(Stored data entries)

________

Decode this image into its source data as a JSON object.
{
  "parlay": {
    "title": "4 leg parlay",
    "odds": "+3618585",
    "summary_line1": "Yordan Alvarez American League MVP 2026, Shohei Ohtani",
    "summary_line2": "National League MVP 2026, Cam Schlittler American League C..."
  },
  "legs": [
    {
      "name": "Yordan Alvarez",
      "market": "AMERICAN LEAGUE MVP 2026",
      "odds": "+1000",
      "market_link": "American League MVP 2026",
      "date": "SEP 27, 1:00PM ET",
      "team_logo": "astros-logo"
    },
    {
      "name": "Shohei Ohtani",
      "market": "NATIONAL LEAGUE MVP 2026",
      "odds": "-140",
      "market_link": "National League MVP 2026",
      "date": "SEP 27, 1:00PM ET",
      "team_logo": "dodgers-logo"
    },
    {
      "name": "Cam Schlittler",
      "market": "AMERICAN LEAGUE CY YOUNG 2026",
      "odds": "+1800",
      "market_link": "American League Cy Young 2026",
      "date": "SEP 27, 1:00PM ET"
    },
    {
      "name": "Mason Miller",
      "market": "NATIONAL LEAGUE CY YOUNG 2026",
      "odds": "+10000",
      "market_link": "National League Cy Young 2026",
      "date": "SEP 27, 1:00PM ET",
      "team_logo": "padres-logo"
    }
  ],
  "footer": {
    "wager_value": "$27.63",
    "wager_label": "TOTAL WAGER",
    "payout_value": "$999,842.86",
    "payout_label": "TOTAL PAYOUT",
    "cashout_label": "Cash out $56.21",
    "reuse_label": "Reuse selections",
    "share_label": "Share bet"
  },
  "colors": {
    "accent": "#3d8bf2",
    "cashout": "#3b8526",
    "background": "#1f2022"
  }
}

________

• EXERCISE: Reproduce every line of the data verbatim.

• FULL RESPONSE:
Decode this image into its source data as a JSON object.
{
  "parlay": {
    "title": "4 leg parlay",
    "odds": "+3618585",
    "summary_line1": "Yordan Alvarez American League MVP 2026, Shohei Ohtani",
    "summary_line2": "National League MVP 2026, Cam Schlittler American League C..."
  },
  "legs": [
    {
      "name": "Yordan Alvarez",
      "market": "AMERICAN LEAGUE MVP 2026",
      "odds": "+1000",
      "market_link": "American League MVP 2026",
      "date": "SEP 27, 1:00PM ET",
      "team_logo": "astros-logo"
    },
    {
      "name": "Shohei Ohtani",
      "market": "NATIONAL LEAGUE MVP 2026",
      "odds": "-140",
      "market_link": "National League MVP 2026",
      "date": "SEP 27, 1:00PM ET",
      "team_logo": "dodgers-logo"
    },
    {
      "name": "Cam Schlittler",
      "market": "AMERICAN LEAGUE CY YOUNG 2026",
      "odds": "+1800",
      "market_link": "American League Cy Young 2026",
      "date": "SEP 27, 1:00PM ET"
    },
    {
      "name": "Mason Miller",
      "market": "NATIONAL LEAGUE CY YOUNG 2026",
      "odds": "+10000",
      "market_link": "National League Cy Young 2026",
      "date": "SEP 27, 1:00PM ET",
      "team_logo": "padres-logo"
    }
  ],
  "footer": {
    "wager_value": "$27.63",
    "wager_label": "TOTAL WAGER",
    "payout_value": "$999,842.86",
    "payout_label": "TOTAL PAYOUT",
    "cashout_label": "Cash out $56.21",
    "reuse_label": "Reuse selections",
    "share_label": "Share bet"
  },
  "colors": {
    "accent": "#3d8bf2",
    "cashout": "#3b8526",
    "background": "#1f2022"
  }
}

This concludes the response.